Given request — Every line that holds the string "image" is to be identified and copied.

Data provided —

* * * * *

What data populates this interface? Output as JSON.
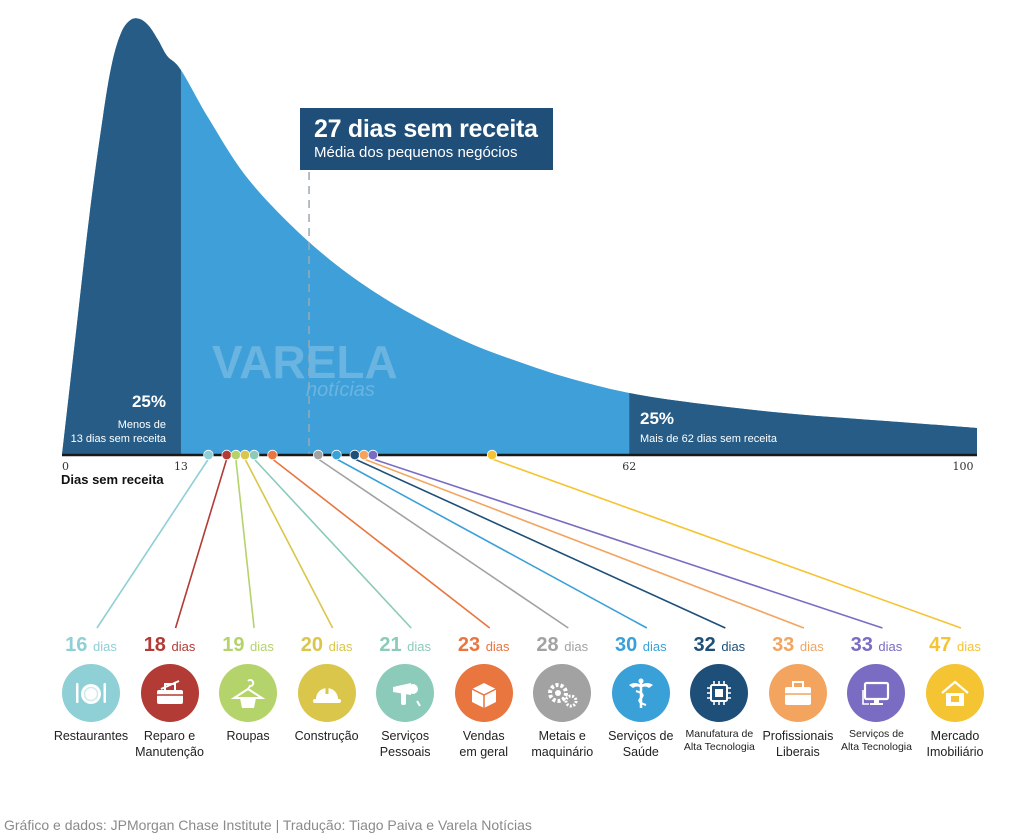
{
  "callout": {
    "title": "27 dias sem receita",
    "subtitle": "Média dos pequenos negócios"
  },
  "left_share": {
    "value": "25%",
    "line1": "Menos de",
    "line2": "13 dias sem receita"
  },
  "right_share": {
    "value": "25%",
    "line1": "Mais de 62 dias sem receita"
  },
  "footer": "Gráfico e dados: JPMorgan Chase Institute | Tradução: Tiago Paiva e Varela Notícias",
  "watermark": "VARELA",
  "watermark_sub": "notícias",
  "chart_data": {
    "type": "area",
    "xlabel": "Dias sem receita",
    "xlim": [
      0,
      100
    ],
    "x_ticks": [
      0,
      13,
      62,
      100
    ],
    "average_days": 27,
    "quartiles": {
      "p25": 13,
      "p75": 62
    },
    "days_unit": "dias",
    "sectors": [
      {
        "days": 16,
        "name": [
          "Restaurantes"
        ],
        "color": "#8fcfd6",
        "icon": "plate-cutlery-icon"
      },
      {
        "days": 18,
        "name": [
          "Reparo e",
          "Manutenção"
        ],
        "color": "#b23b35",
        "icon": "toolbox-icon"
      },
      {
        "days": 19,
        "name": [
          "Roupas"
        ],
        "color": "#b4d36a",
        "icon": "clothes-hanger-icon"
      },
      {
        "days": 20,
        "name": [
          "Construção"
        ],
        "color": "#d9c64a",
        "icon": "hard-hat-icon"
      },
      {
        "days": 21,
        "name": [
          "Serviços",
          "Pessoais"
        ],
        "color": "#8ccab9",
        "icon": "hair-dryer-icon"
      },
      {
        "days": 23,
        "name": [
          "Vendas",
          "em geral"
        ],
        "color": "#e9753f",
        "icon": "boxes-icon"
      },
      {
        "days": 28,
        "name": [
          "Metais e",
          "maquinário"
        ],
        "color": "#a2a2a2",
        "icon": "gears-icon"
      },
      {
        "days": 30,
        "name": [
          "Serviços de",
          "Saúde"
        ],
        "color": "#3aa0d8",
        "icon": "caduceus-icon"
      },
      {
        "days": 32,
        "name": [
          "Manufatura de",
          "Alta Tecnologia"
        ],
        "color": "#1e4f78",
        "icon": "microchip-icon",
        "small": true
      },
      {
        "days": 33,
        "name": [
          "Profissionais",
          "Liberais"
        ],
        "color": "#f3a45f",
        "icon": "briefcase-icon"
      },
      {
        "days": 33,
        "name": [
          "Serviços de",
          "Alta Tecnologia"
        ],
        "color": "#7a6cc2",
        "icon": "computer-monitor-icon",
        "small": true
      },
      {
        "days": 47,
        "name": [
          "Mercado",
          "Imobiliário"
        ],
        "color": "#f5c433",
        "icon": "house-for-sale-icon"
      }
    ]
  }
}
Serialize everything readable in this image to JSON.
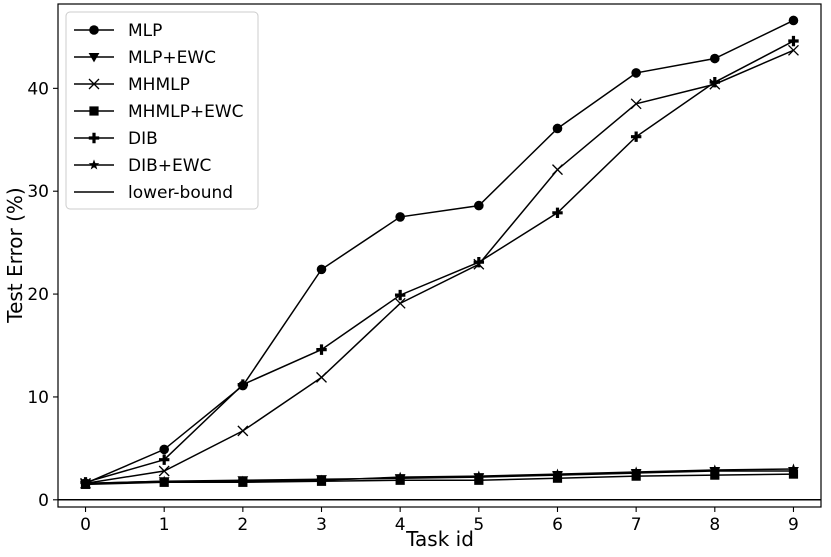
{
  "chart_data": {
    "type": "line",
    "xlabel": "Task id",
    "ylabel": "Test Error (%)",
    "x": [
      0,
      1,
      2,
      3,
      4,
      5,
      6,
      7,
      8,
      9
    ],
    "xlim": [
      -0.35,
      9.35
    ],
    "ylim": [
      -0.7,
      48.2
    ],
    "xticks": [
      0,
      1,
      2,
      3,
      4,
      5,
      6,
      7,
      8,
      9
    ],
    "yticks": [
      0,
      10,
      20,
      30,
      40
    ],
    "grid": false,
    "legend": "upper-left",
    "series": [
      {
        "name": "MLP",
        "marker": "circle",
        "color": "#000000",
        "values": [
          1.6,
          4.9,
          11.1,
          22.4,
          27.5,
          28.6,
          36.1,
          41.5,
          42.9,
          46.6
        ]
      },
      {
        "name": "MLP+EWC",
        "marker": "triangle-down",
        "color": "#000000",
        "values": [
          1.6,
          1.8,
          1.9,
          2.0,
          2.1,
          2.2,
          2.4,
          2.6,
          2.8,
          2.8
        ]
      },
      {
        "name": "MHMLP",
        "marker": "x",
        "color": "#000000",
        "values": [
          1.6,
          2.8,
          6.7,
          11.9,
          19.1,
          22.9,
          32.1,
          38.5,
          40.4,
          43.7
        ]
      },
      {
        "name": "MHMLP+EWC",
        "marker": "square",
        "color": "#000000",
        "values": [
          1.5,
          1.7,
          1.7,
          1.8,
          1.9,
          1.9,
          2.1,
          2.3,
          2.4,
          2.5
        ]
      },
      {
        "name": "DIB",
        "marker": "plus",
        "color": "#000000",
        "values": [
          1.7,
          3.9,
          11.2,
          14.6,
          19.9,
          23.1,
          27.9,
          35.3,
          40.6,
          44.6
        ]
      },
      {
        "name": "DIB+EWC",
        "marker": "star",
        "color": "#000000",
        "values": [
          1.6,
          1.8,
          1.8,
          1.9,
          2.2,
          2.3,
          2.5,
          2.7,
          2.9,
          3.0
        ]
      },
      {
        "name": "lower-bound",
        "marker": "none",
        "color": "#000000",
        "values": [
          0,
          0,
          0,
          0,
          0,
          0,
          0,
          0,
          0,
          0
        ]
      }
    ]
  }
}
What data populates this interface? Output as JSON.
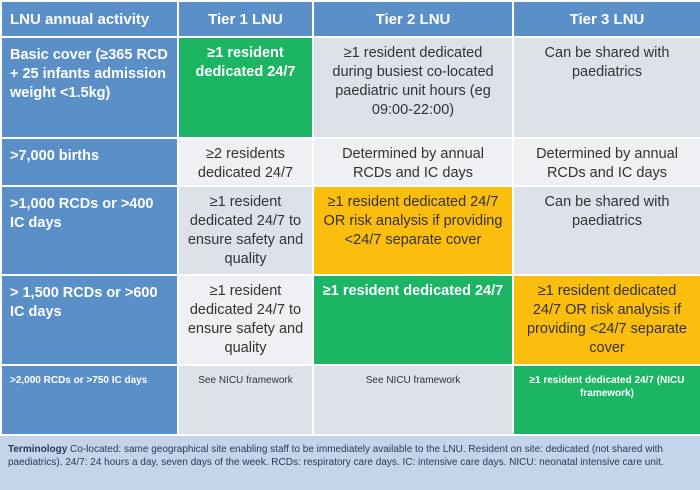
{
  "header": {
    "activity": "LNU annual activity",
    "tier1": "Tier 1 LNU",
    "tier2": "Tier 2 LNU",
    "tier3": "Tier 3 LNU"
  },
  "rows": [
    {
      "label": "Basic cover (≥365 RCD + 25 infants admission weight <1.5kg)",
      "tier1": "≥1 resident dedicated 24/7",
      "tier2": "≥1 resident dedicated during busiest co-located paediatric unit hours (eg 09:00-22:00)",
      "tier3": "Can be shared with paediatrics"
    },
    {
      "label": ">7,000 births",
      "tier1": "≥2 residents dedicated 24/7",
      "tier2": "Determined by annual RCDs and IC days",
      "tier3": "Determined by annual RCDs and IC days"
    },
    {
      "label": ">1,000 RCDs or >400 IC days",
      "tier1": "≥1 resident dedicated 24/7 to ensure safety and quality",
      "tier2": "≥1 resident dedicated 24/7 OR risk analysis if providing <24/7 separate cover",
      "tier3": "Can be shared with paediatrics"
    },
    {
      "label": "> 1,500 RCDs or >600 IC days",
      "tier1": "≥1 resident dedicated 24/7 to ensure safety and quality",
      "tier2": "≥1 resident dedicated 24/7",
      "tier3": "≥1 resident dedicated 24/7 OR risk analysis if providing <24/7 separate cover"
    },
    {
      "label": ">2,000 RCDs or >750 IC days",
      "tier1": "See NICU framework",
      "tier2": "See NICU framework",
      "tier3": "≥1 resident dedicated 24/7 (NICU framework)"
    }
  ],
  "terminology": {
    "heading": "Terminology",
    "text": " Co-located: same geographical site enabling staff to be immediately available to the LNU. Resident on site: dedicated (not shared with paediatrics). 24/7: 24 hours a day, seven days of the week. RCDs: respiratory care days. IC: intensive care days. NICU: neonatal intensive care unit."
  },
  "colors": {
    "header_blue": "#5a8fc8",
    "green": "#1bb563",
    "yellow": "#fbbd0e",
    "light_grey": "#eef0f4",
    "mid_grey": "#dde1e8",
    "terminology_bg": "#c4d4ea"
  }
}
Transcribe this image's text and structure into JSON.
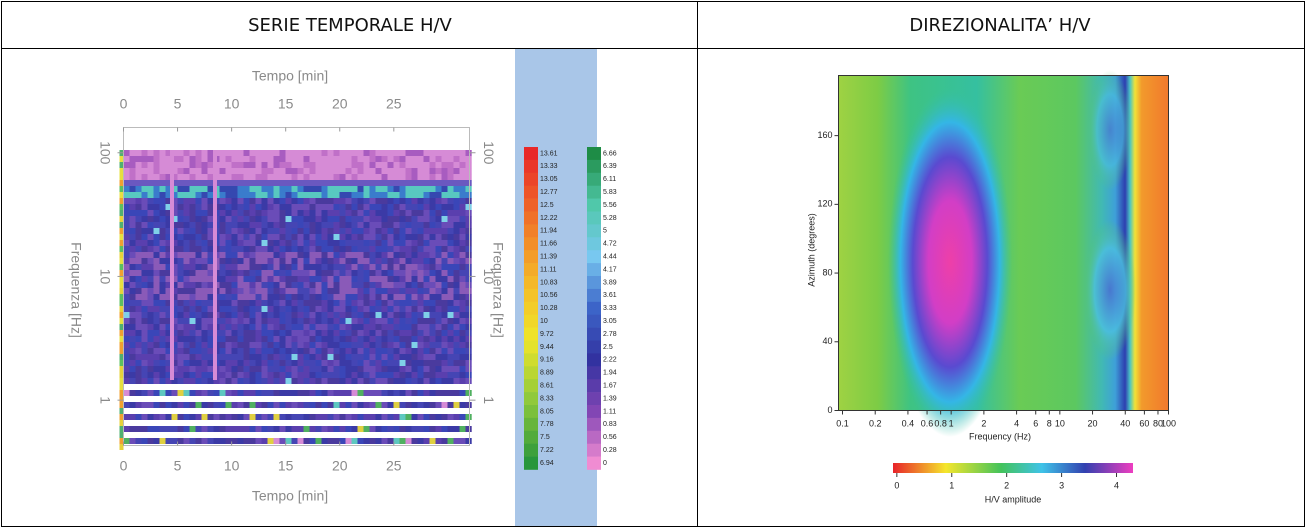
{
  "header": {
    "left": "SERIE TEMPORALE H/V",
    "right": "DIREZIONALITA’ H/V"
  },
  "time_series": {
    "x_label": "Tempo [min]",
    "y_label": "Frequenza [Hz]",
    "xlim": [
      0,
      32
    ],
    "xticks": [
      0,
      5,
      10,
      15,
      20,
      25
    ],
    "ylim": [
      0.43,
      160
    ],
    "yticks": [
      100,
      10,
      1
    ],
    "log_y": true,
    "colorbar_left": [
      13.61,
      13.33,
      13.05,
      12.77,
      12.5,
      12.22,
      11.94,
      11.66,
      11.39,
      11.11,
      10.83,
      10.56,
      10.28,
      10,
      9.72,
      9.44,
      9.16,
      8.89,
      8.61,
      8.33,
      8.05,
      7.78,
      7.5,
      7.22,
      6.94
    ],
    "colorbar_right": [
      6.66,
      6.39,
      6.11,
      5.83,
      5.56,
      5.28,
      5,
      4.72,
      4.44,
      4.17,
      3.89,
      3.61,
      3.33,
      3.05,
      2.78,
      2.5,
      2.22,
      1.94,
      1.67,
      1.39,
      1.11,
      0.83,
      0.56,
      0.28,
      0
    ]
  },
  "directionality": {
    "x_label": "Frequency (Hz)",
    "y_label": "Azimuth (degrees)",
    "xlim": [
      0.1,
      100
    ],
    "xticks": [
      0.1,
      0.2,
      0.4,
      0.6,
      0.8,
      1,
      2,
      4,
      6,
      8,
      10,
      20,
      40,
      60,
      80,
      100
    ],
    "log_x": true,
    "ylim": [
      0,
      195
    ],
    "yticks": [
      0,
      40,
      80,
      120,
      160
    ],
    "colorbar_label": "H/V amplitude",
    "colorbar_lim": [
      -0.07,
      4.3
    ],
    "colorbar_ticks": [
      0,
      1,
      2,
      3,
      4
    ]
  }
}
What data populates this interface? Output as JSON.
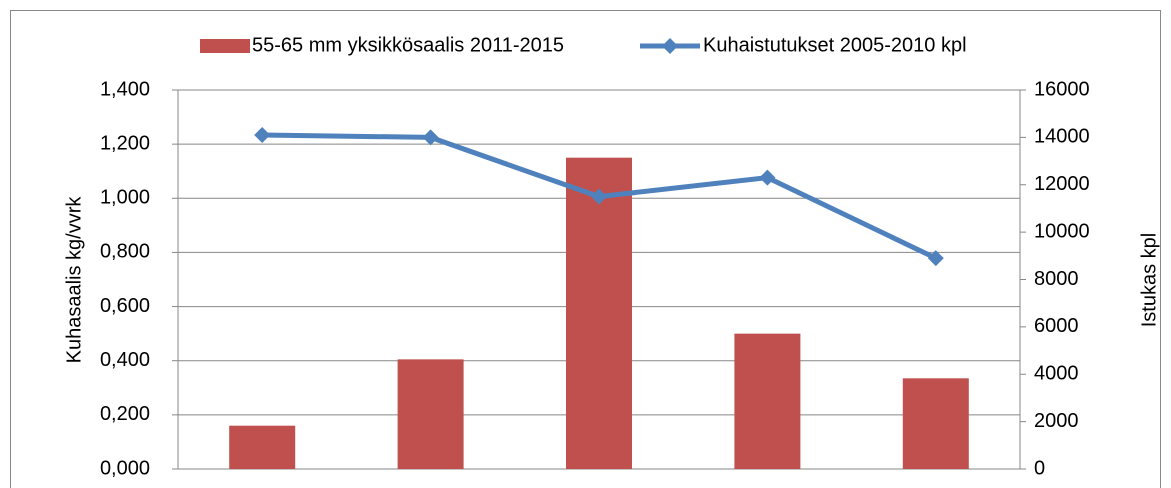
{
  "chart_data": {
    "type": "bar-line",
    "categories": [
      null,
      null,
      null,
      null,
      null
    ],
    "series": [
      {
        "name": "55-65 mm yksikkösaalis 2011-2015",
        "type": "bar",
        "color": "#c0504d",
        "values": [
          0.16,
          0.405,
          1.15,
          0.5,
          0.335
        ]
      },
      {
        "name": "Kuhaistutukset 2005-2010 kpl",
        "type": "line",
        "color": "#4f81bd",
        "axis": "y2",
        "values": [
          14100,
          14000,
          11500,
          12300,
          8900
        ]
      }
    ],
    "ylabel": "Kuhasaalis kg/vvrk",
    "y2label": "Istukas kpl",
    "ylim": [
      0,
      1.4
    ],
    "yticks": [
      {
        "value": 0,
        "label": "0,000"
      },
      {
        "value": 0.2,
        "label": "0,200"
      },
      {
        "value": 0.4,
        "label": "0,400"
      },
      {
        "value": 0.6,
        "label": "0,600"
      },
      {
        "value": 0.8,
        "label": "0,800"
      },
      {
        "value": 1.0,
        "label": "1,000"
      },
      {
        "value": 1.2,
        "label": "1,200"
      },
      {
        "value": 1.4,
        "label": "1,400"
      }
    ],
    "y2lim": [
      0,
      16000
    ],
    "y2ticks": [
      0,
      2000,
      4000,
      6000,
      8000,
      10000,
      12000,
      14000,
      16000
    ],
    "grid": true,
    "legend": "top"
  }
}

* * * * *

Full output —
Serialize everything readable in this image to JSON.
Transcribe this image's text and structure into JSON.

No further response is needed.